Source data
** START **

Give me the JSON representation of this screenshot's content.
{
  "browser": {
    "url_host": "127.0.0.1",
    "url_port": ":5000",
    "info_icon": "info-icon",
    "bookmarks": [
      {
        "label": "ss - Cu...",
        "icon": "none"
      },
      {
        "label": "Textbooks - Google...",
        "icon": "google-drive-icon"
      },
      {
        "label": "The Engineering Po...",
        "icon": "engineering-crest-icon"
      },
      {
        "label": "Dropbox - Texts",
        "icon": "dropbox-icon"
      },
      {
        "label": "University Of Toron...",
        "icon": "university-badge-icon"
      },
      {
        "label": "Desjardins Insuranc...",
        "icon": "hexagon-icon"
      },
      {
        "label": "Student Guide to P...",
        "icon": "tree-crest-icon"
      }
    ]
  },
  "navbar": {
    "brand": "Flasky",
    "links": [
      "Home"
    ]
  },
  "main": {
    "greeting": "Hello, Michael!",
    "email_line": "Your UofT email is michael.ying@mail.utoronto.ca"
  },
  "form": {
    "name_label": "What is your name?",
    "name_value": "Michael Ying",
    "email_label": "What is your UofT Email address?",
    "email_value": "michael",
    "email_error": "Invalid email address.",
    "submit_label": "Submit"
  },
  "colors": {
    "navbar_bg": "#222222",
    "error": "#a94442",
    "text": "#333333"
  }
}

** END **

*Task*: From the preceding material, extract every line exactly.

*Solution for this task*:
Give me the JSON representation of this screenshot's content.
{
  "browser": {
    "url_host": "127.0.0.1",
    "url_port": ":5000",
    "info_icon": "info-icon",
    "bookmarks": [
      {
        "label": "ss - Cu...",
        "icon": "none"
      },
      {
        "label": "Textbooks - Google...",
        "icon": "google-drive-icon"
      },
      {
        "label": "The Engineering Po...",
        "icon": "engineering-crest-icon"
      },
      {
        "label": "Dropbox - Texts",
        "icon": "dropbox-icon"
      },
      {
        "label": "University Of Toron...",
        "icon": "university-badge-icon"
      },
      {
        "label": "Desjardins Insuranc...",
        "icon": "hexagon-icon"
      },
      {
        "label": "Student Guide to P...",
        "icon": "tree-crest-icon"
      }
    ]
  },
  "navbar": {
    "brand": "Flasky",
    "links": [
      "Home"
    ]
  },
  "main": {
    "greeting": "Hello, Michael!",
    "email_line": "Your UofT email is michael.ying@mail.utoronto.ca"
  },
  "form": {
    "name_label": "What is your name?",
    "name_value": "Michael Ying",
    "email_label": "What is your UofT Email address?",
    "email_value": "michael",
    "email_error": "Invalid email address.",
    "submit_label": "Submit"
  },
  "colors": {
    "navbar_bg": "#222222",
    "error": "#a94442",
    "text": "#333333"
  }
}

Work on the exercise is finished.